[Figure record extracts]
---

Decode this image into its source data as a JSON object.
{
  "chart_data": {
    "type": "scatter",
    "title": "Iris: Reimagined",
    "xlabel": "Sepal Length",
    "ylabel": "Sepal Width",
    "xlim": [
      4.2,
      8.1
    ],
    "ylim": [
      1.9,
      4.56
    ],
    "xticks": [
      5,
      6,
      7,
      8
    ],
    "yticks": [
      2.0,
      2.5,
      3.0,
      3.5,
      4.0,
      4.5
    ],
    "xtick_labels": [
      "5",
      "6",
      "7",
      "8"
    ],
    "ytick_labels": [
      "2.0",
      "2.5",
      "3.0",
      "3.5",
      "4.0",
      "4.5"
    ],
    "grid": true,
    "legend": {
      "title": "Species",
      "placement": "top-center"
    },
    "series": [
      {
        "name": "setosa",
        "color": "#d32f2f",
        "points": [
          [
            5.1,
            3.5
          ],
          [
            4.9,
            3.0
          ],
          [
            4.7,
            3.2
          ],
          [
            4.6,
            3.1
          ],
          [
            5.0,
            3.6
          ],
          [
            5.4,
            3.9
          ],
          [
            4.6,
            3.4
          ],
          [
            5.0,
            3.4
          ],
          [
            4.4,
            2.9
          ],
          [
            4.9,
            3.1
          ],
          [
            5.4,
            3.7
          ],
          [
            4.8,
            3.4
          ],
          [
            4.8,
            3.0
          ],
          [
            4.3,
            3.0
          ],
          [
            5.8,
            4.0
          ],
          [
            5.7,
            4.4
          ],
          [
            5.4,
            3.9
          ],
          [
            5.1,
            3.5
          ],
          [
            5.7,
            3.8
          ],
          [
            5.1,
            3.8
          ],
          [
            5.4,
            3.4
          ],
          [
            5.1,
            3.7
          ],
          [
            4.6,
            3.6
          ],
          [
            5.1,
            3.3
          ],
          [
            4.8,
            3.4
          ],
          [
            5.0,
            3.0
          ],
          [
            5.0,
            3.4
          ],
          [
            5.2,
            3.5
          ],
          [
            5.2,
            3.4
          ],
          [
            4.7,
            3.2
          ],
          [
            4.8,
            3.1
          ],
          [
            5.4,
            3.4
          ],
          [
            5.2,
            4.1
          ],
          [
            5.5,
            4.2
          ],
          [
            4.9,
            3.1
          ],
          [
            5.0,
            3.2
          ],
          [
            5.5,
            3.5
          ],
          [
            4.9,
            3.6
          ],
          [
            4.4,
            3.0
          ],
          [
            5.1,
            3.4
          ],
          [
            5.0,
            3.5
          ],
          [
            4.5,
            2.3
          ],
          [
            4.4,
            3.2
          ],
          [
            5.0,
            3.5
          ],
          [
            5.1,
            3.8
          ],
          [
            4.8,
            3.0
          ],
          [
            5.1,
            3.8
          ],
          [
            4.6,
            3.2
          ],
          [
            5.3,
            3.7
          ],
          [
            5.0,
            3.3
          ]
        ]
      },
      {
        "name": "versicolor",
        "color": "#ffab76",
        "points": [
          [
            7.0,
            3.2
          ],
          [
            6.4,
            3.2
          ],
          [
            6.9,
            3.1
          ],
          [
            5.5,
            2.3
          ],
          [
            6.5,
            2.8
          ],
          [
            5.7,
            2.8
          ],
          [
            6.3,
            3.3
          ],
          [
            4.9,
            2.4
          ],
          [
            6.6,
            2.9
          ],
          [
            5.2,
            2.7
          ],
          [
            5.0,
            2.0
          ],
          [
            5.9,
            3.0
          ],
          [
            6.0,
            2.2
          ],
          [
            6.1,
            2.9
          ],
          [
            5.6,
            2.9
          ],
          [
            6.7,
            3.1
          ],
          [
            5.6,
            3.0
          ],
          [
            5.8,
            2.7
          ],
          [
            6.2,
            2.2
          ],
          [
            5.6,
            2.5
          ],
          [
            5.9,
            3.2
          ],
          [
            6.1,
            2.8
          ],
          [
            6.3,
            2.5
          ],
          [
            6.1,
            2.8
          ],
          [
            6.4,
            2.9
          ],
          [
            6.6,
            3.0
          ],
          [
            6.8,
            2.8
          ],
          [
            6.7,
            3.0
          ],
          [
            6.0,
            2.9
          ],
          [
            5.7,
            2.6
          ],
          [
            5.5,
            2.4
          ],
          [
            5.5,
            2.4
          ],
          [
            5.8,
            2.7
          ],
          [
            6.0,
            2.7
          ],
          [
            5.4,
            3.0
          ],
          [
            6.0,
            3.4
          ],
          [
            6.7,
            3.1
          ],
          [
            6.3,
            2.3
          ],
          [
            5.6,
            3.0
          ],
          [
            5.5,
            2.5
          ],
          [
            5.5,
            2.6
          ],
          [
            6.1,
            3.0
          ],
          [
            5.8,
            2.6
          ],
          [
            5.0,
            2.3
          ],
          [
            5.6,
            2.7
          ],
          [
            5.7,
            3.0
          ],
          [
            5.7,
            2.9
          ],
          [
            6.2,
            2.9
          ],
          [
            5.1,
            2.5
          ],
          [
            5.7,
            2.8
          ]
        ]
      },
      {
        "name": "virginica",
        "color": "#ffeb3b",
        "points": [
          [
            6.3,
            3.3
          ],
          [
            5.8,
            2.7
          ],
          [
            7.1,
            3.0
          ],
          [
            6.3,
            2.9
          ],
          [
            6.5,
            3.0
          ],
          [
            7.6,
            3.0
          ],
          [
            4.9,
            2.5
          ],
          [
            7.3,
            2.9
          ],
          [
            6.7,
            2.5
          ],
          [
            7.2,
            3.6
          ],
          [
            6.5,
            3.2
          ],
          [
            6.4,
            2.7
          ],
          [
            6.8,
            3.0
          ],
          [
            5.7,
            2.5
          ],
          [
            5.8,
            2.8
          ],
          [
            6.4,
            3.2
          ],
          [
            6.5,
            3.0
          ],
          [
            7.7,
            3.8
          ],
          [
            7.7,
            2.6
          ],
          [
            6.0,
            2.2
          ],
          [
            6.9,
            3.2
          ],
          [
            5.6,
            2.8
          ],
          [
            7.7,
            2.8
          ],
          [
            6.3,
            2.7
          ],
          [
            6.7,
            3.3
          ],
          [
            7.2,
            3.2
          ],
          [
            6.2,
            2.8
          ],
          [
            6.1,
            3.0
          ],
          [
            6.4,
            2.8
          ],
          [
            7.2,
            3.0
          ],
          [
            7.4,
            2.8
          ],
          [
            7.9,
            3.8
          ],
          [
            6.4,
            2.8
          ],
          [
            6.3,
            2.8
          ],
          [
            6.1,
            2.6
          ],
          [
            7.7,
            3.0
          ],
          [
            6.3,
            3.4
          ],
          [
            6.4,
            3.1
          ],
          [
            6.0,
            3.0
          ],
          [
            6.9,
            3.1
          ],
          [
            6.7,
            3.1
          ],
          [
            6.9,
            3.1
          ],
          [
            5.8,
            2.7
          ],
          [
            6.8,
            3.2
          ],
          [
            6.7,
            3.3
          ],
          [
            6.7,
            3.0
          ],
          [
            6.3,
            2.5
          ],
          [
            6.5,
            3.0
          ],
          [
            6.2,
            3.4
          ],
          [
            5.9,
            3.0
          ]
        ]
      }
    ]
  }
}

---

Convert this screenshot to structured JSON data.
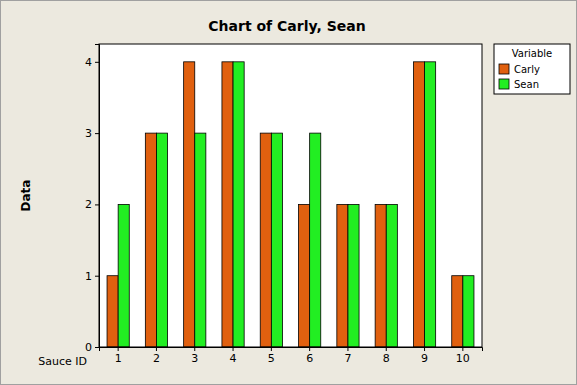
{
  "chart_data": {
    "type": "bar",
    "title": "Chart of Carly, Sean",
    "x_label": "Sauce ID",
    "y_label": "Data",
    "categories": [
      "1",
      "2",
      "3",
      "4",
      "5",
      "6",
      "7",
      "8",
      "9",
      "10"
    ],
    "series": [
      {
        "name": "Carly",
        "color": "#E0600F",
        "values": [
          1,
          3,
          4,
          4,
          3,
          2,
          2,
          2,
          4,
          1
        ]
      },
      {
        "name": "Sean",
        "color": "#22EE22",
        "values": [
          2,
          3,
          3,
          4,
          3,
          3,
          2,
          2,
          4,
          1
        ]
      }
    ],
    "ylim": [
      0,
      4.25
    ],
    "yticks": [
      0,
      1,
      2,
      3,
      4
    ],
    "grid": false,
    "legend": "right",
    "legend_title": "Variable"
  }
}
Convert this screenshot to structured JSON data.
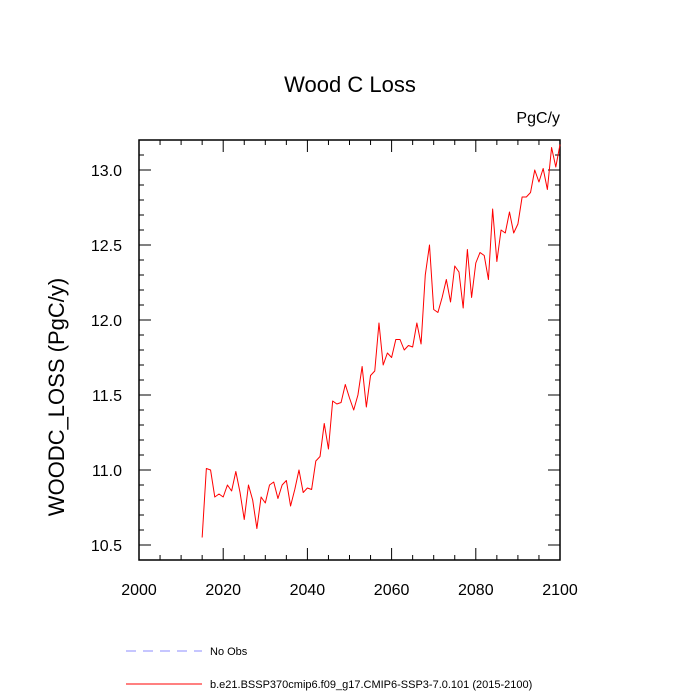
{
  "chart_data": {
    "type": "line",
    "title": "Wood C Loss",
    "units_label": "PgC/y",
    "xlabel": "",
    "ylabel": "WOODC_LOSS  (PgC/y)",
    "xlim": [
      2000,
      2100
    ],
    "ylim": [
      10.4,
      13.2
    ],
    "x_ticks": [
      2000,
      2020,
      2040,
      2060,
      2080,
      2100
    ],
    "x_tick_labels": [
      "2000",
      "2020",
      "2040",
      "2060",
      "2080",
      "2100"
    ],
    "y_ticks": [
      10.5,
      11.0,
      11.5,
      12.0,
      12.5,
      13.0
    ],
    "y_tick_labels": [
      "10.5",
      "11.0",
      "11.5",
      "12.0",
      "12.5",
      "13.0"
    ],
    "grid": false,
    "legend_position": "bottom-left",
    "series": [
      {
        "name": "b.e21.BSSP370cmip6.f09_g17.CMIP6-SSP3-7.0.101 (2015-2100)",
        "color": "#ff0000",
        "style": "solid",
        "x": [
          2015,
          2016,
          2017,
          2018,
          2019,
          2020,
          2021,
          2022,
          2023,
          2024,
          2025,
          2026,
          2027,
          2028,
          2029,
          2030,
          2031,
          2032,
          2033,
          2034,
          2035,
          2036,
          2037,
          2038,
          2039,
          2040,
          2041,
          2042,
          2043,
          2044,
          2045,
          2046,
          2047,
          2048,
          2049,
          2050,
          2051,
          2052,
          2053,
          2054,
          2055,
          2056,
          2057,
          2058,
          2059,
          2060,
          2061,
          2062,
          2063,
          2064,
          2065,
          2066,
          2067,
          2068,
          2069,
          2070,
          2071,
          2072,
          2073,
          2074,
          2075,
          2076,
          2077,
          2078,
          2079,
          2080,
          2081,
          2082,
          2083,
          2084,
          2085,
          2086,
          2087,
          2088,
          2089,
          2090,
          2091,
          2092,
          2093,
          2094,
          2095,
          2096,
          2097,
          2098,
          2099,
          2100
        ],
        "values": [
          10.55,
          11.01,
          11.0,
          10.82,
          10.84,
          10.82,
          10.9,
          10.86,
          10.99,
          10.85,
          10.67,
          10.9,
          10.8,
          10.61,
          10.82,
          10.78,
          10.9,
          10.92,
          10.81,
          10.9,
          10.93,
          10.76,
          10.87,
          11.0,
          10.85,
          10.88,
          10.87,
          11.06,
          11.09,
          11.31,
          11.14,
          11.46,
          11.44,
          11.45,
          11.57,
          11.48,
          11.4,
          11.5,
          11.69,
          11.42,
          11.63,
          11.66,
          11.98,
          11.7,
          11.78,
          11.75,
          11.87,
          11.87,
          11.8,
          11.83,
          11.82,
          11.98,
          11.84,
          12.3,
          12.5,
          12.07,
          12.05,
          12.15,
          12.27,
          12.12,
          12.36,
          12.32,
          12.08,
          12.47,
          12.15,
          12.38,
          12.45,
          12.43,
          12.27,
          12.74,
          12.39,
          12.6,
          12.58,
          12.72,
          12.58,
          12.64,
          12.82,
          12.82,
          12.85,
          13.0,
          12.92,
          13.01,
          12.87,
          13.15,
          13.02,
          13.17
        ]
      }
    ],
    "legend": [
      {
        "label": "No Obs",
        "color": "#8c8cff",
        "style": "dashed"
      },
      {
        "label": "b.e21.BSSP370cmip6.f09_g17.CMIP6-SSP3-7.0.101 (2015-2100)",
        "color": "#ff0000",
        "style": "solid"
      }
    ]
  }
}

---

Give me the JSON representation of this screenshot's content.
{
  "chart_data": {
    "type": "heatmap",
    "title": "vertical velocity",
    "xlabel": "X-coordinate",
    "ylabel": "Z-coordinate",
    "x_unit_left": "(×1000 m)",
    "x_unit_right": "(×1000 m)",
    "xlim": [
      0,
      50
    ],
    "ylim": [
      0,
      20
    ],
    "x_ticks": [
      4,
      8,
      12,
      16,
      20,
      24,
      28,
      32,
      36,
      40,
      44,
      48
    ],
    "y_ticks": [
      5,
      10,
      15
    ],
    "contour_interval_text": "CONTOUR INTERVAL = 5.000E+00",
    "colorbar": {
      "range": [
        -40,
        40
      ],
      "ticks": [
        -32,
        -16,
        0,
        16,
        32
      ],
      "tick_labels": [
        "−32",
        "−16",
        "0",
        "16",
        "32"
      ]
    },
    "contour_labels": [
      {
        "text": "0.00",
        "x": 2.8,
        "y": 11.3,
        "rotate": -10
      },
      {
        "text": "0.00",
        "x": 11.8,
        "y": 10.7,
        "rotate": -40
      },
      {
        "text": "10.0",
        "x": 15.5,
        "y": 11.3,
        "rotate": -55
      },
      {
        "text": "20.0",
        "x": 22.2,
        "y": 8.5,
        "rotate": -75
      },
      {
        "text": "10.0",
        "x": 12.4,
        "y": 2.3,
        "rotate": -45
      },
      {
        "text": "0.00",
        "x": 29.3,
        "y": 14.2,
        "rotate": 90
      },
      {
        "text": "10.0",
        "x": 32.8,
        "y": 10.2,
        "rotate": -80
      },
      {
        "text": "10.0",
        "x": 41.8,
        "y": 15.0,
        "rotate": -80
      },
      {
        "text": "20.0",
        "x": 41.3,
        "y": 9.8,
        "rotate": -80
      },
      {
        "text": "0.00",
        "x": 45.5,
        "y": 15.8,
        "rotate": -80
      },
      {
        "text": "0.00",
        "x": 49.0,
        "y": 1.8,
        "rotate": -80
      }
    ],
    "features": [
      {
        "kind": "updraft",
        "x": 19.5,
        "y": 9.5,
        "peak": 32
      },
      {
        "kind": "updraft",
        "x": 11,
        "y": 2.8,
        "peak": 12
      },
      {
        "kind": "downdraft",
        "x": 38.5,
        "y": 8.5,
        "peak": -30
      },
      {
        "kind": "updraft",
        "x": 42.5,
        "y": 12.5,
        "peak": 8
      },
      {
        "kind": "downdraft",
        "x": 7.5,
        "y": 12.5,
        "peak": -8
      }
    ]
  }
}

---

SET TASK:
Pick out all lines from the data above in which the word "ylabel" appears.

RESULT:
    "ylabel": "Sepal Width",
    "ylabel": "WOODC_LOSS  (PgC/y)",
    "ylabel": "Z-coordinate",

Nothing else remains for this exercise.